** Start RECORDS FOR PROCESSING **

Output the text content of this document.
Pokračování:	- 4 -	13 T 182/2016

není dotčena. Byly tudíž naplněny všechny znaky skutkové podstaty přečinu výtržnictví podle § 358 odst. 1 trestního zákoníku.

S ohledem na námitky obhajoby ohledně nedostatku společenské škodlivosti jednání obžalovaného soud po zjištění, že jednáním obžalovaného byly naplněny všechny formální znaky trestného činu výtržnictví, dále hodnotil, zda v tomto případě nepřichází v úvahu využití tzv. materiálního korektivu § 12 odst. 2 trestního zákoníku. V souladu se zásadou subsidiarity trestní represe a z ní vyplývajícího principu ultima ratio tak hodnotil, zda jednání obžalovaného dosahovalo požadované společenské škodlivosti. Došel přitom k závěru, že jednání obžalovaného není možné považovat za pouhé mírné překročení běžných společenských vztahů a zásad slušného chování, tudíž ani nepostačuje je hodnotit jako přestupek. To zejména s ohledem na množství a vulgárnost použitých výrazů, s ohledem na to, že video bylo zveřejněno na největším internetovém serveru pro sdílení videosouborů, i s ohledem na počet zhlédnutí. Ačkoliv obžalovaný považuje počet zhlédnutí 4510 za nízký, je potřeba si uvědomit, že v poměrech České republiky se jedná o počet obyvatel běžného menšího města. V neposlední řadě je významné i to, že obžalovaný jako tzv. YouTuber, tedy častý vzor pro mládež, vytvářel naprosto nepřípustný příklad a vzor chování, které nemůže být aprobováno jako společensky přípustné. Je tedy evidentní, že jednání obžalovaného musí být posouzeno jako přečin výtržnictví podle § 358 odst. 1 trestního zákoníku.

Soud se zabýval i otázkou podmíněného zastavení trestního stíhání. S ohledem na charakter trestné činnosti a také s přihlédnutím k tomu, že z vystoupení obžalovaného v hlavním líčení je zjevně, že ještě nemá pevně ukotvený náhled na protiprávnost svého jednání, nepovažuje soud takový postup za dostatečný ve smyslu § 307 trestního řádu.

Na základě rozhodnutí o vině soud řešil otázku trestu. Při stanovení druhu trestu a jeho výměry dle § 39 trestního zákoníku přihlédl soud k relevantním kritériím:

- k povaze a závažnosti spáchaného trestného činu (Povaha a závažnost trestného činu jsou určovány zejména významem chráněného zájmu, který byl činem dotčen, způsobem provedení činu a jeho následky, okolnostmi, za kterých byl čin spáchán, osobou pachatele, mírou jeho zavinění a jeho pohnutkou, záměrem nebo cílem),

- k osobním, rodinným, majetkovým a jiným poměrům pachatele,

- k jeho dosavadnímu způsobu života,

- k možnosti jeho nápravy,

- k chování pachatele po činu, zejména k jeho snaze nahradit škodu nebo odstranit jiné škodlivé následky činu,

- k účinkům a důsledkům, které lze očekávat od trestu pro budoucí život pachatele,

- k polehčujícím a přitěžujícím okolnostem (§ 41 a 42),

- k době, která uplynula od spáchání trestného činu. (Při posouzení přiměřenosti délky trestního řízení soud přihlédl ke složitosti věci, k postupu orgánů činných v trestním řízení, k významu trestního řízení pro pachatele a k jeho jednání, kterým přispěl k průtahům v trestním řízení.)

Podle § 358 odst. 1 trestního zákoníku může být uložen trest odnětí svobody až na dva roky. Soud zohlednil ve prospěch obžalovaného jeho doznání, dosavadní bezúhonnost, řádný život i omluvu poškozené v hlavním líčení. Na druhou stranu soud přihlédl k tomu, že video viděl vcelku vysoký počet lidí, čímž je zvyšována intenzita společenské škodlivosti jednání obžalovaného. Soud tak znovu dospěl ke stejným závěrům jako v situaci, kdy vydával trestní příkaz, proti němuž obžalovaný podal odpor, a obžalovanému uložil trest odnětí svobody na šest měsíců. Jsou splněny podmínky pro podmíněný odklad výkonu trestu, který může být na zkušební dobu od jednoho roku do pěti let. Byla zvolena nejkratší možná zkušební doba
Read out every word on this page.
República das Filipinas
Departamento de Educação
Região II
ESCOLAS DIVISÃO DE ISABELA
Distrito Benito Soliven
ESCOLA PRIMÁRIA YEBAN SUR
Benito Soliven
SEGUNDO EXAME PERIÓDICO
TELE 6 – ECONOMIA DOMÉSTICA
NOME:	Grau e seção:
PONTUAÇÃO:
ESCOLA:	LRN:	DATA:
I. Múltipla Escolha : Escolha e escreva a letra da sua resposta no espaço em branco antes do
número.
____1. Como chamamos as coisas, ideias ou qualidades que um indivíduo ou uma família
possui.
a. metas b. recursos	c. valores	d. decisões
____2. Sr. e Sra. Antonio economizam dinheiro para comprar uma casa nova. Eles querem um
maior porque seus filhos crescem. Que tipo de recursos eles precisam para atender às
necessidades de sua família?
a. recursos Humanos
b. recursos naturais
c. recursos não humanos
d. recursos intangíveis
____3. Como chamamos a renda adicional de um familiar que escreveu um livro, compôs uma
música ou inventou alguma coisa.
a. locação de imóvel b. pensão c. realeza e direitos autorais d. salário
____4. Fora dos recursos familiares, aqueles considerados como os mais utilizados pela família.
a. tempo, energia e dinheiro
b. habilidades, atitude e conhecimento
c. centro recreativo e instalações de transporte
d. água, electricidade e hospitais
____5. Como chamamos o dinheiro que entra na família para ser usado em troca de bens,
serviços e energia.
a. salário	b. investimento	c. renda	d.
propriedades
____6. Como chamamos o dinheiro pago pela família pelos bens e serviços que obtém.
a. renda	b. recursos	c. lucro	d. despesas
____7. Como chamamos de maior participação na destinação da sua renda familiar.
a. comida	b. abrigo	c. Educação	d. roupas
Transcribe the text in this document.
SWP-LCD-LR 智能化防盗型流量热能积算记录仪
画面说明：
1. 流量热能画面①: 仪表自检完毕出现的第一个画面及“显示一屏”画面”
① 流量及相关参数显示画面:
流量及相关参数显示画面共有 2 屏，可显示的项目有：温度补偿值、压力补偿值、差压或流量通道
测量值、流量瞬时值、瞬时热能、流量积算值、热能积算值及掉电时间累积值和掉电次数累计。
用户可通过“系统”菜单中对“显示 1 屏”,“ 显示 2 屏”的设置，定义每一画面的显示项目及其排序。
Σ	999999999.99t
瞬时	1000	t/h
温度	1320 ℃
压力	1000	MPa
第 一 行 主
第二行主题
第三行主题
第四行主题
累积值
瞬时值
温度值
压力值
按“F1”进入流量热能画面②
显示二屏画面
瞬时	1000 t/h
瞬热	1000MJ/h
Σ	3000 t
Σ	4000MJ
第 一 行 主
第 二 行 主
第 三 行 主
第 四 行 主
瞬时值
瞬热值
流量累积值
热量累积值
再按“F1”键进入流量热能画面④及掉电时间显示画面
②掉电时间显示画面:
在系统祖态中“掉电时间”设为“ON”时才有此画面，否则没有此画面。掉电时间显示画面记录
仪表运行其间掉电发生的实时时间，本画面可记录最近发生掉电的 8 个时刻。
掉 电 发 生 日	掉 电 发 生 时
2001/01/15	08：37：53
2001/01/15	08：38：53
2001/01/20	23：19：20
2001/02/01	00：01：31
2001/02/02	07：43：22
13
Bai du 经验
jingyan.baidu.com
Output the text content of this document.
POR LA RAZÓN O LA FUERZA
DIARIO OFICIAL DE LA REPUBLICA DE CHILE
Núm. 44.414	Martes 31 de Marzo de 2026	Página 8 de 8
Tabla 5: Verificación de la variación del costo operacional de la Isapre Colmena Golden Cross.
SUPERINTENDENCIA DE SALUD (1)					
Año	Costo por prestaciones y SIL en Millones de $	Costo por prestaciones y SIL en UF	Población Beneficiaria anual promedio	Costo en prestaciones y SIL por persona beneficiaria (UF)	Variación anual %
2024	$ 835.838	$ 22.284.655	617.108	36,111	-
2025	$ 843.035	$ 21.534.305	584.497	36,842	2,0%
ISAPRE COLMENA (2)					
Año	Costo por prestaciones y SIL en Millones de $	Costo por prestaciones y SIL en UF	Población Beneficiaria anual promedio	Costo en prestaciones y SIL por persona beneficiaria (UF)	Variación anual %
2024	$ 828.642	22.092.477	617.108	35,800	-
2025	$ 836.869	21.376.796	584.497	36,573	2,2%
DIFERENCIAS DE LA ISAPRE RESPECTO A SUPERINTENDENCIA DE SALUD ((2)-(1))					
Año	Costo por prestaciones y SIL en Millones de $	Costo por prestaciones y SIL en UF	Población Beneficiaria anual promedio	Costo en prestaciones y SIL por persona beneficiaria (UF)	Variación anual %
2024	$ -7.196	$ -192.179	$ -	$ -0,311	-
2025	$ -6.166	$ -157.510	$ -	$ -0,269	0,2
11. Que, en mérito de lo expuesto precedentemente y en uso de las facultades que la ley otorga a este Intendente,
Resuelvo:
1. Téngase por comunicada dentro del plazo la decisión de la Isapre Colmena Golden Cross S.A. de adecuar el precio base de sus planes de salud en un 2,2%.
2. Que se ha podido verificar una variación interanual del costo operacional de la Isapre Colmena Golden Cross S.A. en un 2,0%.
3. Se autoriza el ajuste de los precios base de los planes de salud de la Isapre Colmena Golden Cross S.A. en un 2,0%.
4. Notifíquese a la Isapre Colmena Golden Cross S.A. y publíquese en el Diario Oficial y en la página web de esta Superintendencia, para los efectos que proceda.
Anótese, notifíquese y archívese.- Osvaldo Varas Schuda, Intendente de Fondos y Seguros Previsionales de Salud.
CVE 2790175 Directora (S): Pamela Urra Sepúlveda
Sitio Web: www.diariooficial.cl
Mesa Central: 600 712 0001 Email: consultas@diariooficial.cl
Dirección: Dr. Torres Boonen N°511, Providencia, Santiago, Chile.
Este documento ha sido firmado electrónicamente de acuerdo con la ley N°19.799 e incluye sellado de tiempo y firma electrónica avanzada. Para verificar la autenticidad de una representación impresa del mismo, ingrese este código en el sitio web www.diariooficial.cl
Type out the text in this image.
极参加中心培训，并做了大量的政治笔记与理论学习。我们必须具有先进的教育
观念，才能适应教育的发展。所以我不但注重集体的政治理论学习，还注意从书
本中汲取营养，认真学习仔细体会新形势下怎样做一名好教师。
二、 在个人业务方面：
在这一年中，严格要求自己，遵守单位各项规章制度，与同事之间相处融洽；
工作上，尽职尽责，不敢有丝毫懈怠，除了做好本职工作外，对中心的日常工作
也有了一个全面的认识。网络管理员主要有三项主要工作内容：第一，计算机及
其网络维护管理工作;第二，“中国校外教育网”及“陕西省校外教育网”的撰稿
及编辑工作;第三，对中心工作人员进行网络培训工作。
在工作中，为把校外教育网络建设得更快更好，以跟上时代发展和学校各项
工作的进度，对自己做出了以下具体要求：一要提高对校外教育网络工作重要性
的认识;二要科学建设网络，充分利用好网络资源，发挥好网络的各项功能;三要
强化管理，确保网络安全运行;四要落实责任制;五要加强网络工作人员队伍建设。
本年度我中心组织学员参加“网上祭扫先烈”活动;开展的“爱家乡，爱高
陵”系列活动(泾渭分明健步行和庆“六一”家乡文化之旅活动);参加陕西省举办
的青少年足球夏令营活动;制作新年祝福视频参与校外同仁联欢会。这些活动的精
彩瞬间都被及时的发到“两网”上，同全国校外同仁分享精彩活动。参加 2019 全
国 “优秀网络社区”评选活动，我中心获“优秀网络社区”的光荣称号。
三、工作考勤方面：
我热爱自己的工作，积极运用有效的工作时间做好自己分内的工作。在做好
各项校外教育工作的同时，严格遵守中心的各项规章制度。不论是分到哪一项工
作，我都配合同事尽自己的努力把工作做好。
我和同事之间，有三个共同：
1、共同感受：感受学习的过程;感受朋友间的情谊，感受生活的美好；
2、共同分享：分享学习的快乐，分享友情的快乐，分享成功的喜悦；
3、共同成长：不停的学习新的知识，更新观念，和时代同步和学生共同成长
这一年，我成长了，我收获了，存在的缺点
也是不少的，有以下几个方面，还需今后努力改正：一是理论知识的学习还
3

** End RECORDS FOR PROCESSING **

_WHAT YOU SHOULD DO_
Copy every line of the data that holds the string "recursos".

_CORRECT RESULT_
a. metas b. recursos	c. valores	d. decisões
maior porque seus filhos crescem. Que tipo de recursos eles precisam para atender às
a. recursos Humanos
b. recursos naturais
c. recursos não humanos
d. recursos intangíveis
____4. Fora dos recursos familiares, aqueles considerados como os mais utilizados pela família.
a. renda	b. recursos	c. lucro	d. despesas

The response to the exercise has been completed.